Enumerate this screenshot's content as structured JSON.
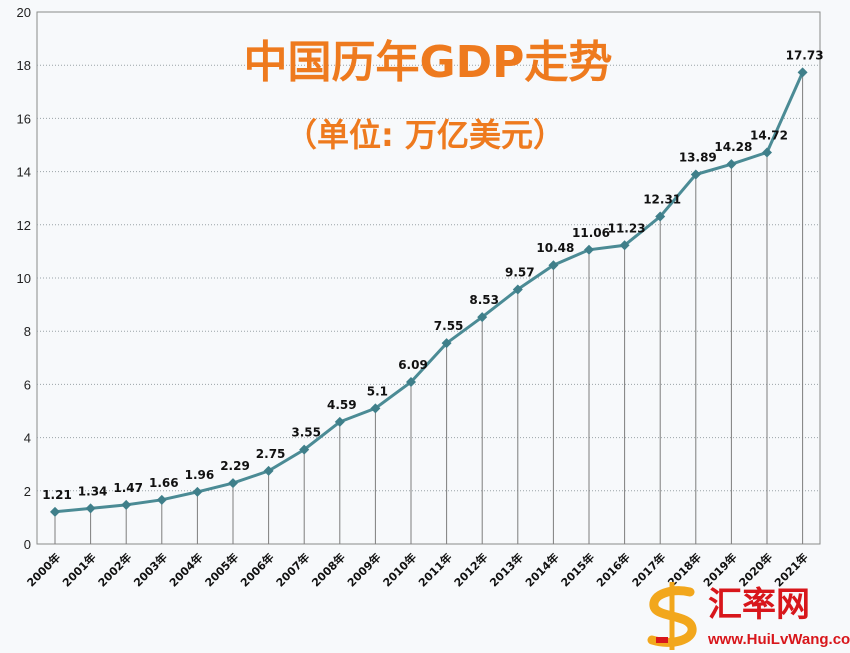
{
  "chart_data": {
    "type": "line",
    "title": "中国历年GDP走势",
    "subtitle": "（单位: 万亿美元）",
    "xlabel": "",
    "ylabel": "",
    "categories": [
      "2000年",
      "2001年",
      "2002年",
      "2003年",
      "2004年",
      "2005年",
      "2006年",
      "2007年",
      "2008年",
      "2009年",
      "2010年",
      "2011年",
      "2012年",
      "2013年",
      "2014年",
      "2015年",
      "2016年",
      "2017年",
      "2018年",
      "2019年",
      "2020年",
      "2021年"
    ],
    "values": [
      1.21,
      1.34,
      1.47,
      1.66,
      1.96,
      2.29,
      2.75,
      3.55,
      4.59,
      5.1,
      6.09,
      7.55,
      8.53,
      9.57,
      10.48,
      11.06,
      11.23,
      12.31,
      13.89,
      14.28,
      14.72,
      17.73
    ],
    "value_labels": [
      "1.21",
      "1.34",
      "1.47",
      "1.66",
      "1.96",
      "2.29",
      "2.75",
      "3.55",
      "4.59",
      "5.1",
      "6.09",
      "7.55",
      "8.53",
      "9.57",
      "10.48",
      "11.06",
      "11.23",
      "12.31",
      "13.89",
      "14.28",
      "14.72",
      "17.73"
    ],
    "ylim": [
      0,
      20
    ],
    "yticks": [
      0,
      2,
      4,
      6,
      8,
      10,
      12,
      14,
      16,
      18,
      20
    ],
    "grid": true,
    "drop_lines": true,
    "line_color": "#4b8b95",
    "marker_color": "#3f7f8a",
    "title_color": "#ee7a1e"
  },
  "watermark": {
    "text": "汇率网",
    "url": "www.HuiLvWang.com",
    "color": "#d8161b"
  }
}
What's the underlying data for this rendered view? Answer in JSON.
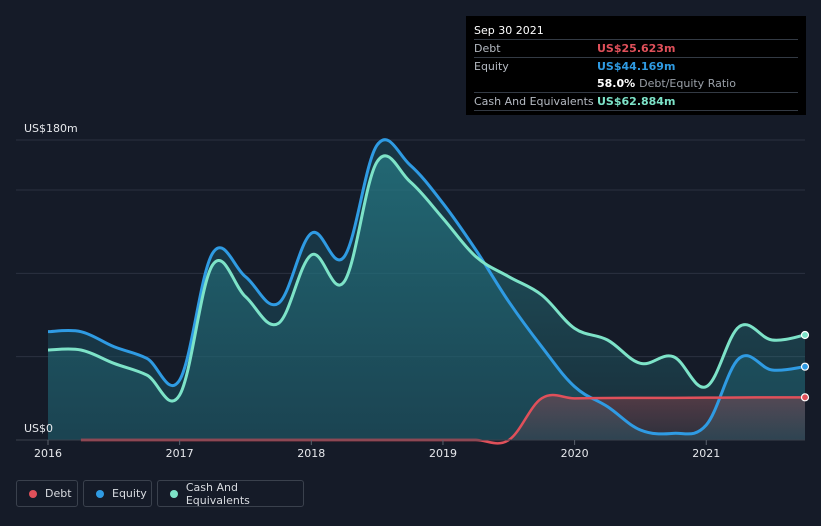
{
  "tooltip": {
    "date": "Sep 30 2021",
    "debt_label": "Debt",
    "debt_value": "US$25.623m",
    "equity_label": "Equity",
    "equity_value": "US$44.169m",
    "ratio_pct": "58.0%",
    "ratio_label": "Debt/Equity Ratio",
    "cash_label": "Cash And Equivalents",
    "cash_value": "US$62.884m"
  },
  "legend": {
    "debt": "Debt",
    "equity": "Equity",
    "cash": "Cash And Equivalents"
  },
  "colors": {
    "debt": "#e0505a",
    "equity": "#2f9be3",
    "cash": "#7de3c8",
    "background": "#151b28"
  },
  "chart_data": {
    "type": "area",
    "title": "",
    "xlabel": "",
    "ylabel": "",
    "y_top_label": "US$180m",
    "y_bottom_label": "US$0",
    "ylim": [
      0,
      180
    ],
    "xlim": [
      2016,
      2021.75
    ],
    "xticks": [
      "2016",
      "2017",
      "2018",
      "2019",
      "2020",
      "2021"
    ],
    "series": [
      {
        "name": "Equity",
        "points": [
          [
            2016.0,
            65
          ],
          [
            2016.25,
            65
          ],
          [
            2016.5,
            56
          ],
          [
            2016.75,
            49
          ],
          [
            2017.0,
            36
          ],
          [
            2017.25,
            112
          ],
          [
            2017.5,
            98
          ],
          [
            2017.75,
            82
          ],
          [
            2018.0,
            124
          ],
          [
            2018.25,
            110
          ],
          [
            2018.5,
            177
          ],
          [
            2018.75,
            165
          ],
          [
            2019.0,
            142
          ],
          [
            2019.25,
            114
          ],
          [
            2019.5,
            83
          ],
          [
            2019.75,
            56
          ],
          [
            2020.0,
            32
          ],
          [
            2020.25,
            20
          ],
          [
            2020.5,
            6
          ],
          [
            2020.75,
            4
          ],
          [
            2021.0,
            9
          ],
          [
            2021.25,
            49
          ],
          [
            2021.5,
            42
          ],
          [
            2021.75,
            44
          ]
        ]
      },
      {
        "name": "Cash And Equivalents",
        "points": [
          [
            2016.0,
            54
          ],
          [
            2016.25,
            54
          ],
          [
            2016.5,
            46
          ],
          [
            2016.75,
            39
          ],
          [
            2017.0,
            27
          ],
          [
            2017.25,
            105
          ],
          [
            2017.5,
            86
          ],
          [
            2017.75,
            70
          ],
          [
            2018.0,
            111
          ],
          [
            2018.25,
            95
          ],
          [
            2018.5,
            167
          ],
          [
            2018.75,
            155
          ],
          [
            2019.0,
            133
          ],
          [
            2019.25,
            110
          ],
          [
            2019.5,
            98
          ],
          [
            2019.75,
            87
          ],
          [
            2020.0,
            67
          ],
          [
            2020.25,
            60
          ],
          [
            2020.5,
            46
          ],
          [
            2020.75,
            50
          ],
          [
            2021.0,
            32
          ],
          [
            2021.25,
            68
          ],
          [
            2021.5,
            60
          ],
          [
            2021.75,
            63
          ]
        ]
      },
      {
        "name": "Debt",
        "points": [
          [
            2016.25,
            0
          ],
          [
            2016.5,
            0
          ],
          [
            2016.75,
            0
          ],
          [
            2017.0,
            0
          ],
          [
            2017.25,
            0
          ],
          [
            2017.5,
            0
          ],
          [
            2017.75,
            0
          ],
          [
            2018.0,
            0
          ],
          [
            2018.25,
            0
          ],
          [
            2018.5,
            0
          ],
          [
            2018.75,
            0
          ],
          [
            2019.0,
            0
          ],
          [
            2019.25,
            0
          ],
          [
            2019.5,
            0
          ],
          [
            2019.75,
            25
          ],
          [
            2020.0,
            25
          ],
          [
            2020.25,
            25.2
          ],
          [
            2020.5,
            25.3
          ],
          [
            2020.75,
            25.3
          ],
          [
            2021.0,
            25.4
          ],
          [
            2021.25,
            25.5
          ],
          [
            2021.5,
            25.6
          ],
          [
            2021.75,
            25.6
          ]
        ]
      }
    ]
  }
}
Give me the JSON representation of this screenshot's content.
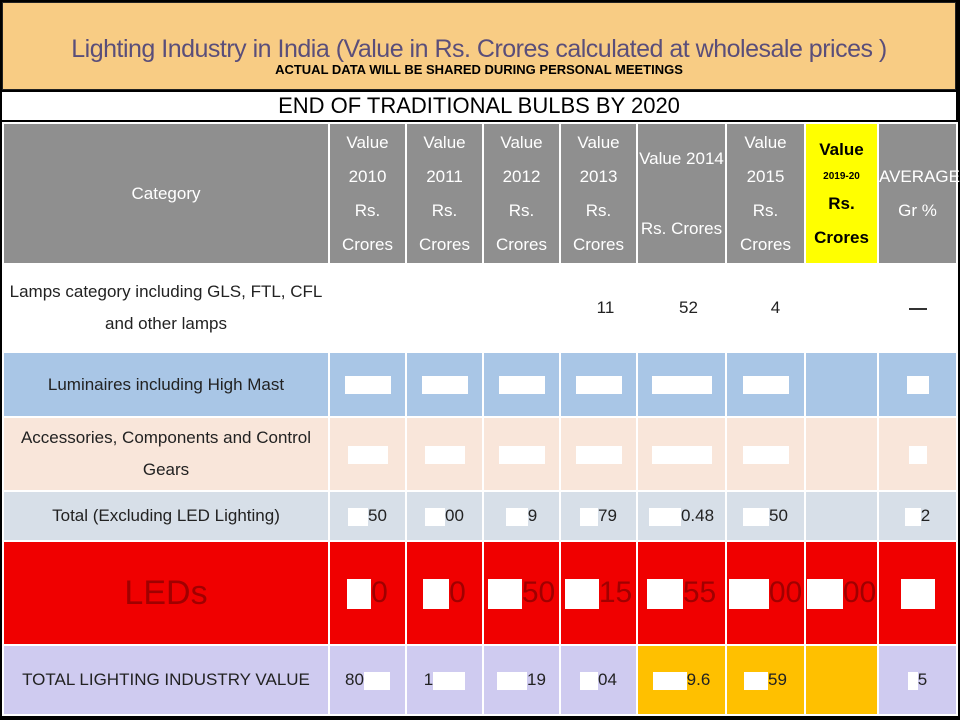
{
  "banner": {
    "title": "Lighting Industry in India (Value in Rs. Crores calculated at wholesale prices )",
    "subtitle": "ACTUAL DATA WILL BE SHARED DURING PERSONAL MEETINGS"
  },
  "band": {
    "text": "END OF TRADITIONAL BULBS BY 2020"
  },
  "headers": {
    "category": "Category",
    "c2010": [
      "Value",
      "2010",
      "Rs.",
      "Crores"
    ],
    "c2011": [
      "Value",
      "2011",
      "Rs.",
      "Crores"
    ],
    "c2012": [
      "Value",
      "2012",
      "Rs.",
      "Crores"
    ],
    "c2013": [
      "Value",
      "2013",
      "Rs.",
      "Crores"
    ],
    "c2014": [
      "Value 2014",
      "Rs. Crores"
    ],
    "c2015": [
      "Value",
      "2015",
      "Rs. Crores"
    ],
    "c2019": [
      "Value",
      "2019-20",
      "Rs.",
      "Crores"
    ],
    "avg": [
      "AVERAGE",
      "Gr %"
    ]
  },
  "rows": [
    {
      "category": "Lamps category including GLS, FTL, CFL and other lamps",
      "values": [
        "",
        "",
        "",
        "11",
        "52",
        "4",
        "",
        ""
      ]
    },
    {
      "category": "Luminaires including High Mast",
      "values": [
        "",
        "",
        "",
        "",
        "",
        "",
        "",
        ""
      ]
    },
    {
      "category": "Accessories, Components and Control Gears",
      "values": [
        "",
        "",
        "",
        "",
        "",
        "",
        "",
        ""
      ]
    },
    {
      "category": "Total (Excluding LED Lighting)",
      "values": [
        "50",
        "00",
        "9",
        "79",
        "0.48",
        "50",
        "",
        "2"
      ]
    },
    {
      "category": "LEDs",
      "values": [
        "0",
        "0",
        "50",
        "15",
        "55",
        "00",
        "00",
        ""
      ]
    },
    {
      "category": "TOTAL LIGHTING INDUSTRY VALUE",
      "values": [
        "80",
        "1",
        "19",
        "04",
        "9.6",
        "59",
        "",
        "5"
      ]
    }
  ]
}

• Work to be completed:
Copy each line of the listing that holds the word "JSON".

• Output for this task:
Enumerate this screenshot's content as structured JSON.
What's the underlying data for this rendered view? Answer in JSON.
Give me the JSON representation of this screenshot's content.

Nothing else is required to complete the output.